Saved data entries

● ● ● ● ● ● ●

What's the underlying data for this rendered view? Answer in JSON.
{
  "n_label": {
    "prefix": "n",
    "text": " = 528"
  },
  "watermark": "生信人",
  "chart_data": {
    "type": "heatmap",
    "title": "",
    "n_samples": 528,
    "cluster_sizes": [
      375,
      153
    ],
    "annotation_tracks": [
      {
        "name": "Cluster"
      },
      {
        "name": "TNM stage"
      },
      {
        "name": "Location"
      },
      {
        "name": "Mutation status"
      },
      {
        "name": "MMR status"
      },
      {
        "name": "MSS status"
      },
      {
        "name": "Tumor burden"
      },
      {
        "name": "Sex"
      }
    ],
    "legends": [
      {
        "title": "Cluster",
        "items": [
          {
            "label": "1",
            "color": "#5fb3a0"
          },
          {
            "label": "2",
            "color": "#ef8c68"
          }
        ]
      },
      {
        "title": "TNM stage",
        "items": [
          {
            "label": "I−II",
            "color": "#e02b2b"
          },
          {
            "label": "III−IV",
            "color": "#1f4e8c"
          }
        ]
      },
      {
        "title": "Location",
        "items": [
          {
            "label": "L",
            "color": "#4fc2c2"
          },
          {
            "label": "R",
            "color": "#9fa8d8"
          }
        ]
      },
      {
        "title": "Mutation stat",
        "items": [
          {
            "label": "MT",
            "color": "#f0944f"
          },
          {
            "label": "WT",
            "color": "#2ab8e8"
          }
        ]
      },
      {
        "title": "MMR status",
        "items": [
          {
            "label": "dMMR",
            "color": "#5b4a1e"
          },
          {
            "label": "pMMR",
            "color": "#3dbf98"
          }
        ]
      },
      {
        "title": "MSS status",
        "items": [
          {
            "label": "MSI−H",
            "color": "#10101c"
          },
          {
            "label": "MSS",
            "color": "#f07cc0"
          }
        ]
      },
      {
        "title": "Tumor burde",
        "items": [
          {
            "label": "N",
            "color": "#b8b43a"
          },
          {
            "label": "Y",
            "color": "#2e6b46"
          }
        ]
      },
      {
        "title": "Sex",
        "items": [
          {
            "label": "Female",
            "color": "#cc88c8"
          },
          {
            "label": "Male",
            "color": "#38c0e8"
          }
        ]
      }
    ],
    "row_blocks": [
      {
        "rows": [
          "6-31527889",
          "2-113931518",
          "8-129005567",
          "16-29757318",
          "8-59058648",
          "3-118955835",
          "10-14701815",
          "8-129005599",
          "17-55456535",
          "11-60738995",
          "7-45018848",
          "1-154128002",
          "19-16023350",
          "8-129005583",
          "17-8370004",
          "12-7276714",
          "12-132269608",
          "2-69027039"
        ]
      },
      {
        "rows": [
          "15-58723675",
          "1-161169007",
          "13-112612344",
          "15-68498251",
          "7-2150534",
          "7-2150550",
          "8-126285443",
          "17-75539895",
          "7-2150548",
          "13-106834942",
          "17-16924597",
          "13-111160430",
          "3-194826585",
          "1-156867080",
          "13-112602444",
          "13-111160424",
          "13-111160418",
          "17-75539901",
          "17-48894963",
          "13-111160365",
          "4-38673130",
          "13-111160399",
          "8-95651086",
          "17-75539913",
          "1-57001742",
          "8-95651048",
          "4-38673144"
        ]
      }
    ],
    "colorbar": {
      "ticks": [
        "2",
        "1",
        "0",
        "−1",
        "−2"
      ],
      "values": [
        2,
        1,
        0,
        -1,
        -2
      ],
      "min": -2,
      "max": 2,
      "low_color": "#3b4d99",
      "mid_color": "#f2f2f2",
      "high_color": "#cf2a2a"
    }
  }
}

● ● ● ● ● ● ●

> **YOUR OBJECTIVE**: Would you return the entries exactly as they stand?

> **SOLUTION TO THIS EXERCISE**:
What's the underlying data for this rendered view? Answer in JSON.
{
  "n_label": {
    "prefix": "n",
    "text": " = 528"
  },
  "watermark": "生信人",
  "chart_data": {
    "type": "heatmap",
    "title": "",
    "n_samples": 528,
    "cluster_sizes": [
      375,
      153
    ],
    "annotation_tracks": [
      {
        "name": "Cluster"
      },
      {
        "name": "TNM stage"
      },
      {
        "name": "Location"
      },
      {
        "name": "Mutation status"
      },
      {
        "name": "MMR status"
      },
      {
        "name": "MSS status"
      },
      {
        "name": "Tumor burden"
      },
      {
        "name": "Sex"
      }
    ],
    "legends": [
      {
        "title": "Cluster",
        "items": [
          {
            "label": "1",
            "color": "#5fb3a0"
          },
          {
            "label": "2",
            "color": "#ef8c68"
          }
        ]
      },
      {
        "title": "TNM stage",
        "items": [
          {
            "label": "I−II",
            "color": "#e02b2b"
          },
          {
            "label": "III−IV",
            "color": "#1f4e8c"
          }
        ]
      },
      {
        "title": "Location",
        "items": [
          {
            "label": "L",
            "color": "#4fc2c2"
          },
          {
            "label": "R",
            "color": "#9fa8d8"
          }
        ]
      },
      {
        "title": "Mutation stat",
        "items": [
          {
            "label": "MT",
            "color": "#f0944f"
          },
          {
            "label": "WT",
            "color": "#2ab8e8"
          }
        ]
      },
      {
        "title": "MMR status",
        "items": [
          {
            "label": "dMMR",
            "color": "#5b4a1e"
          },
          {
            "label": "pMMR",
            "color": "#3dbf98"
          }
        ]
      },
      {
        "title": "MSS status",
        "items": [
          {
            "label": "MSI−H",
            "color": "#10101c"
          },
          {
            "label": "MSS",
            "color": "#f07cc0"
          }
        ]
      },
      {
        "title": "Tumor burde",
        "items": [
          {
            "label": "N",
            "color": "#b8b43a"
          },
          {
            "label": "Y",
            "color": "#2e6b46"
          }
        ]
      },
      {
        "title": "Sex",
        "items": [
          {
            "label": "Female",
            "color": "#cc88c8"
          },
          {
            "label": "Male",
            "color": "#38c0e8"
          }
        ]
      }
    ],
    "row_blocks": [
      {
        "rows": [
          "6-31527889",
          "2-113931518",
          "8-129005567",
          "16-29757318",
          "8-59058648",
          "3-118955835",
          "10-14701815",
          "8-129005599",
          "17-55456535",
          "11-60738995",
          "7-45018848",
          "1-154128002",
          "19-16023350",
          "8-129005583",
          "17-8370004",
          "12-7276714",
          "12-132269608",
          "2-69027039"
        ]
      },
      {
        "rows": [
          "15-58723675",
          "1-161169007",
          "13-112612344",
          "15-68498251",
          "7-2150534",
          "7-2150550",
          "8-126285443",
          "17-75539895",
          "7-2150548",
          "13-106834942",
          "17-16924597",
          "13-111160430",
          "3-194826585",
          "1-156867080",
          "13-112602444",
          "13-111160424",
          "13-111160418",
          "17-75539901",
          "17-48894963",
          "13-111160365",
          "4-38673130",
          "13-111160399",
          "8-95651086",
          "17-75539913",
          "1-57001742",
          "8-95651048",
          "4-38673144"
        ]
      }
    ],
    "colorbar": {
      "ticks": [
        "2",
        "1",
        "0",
        "−1",
        "−2"
      ],
      "values": [
        2,
        1,
        0,
        -1,
        -2
      ],
      "min": -2,
      "max": 2,
      "low_color": "#3b4d99",
      "mid_color": "#f2f2f2",
      "high_color": "#cf2a2a"
    }
  }
}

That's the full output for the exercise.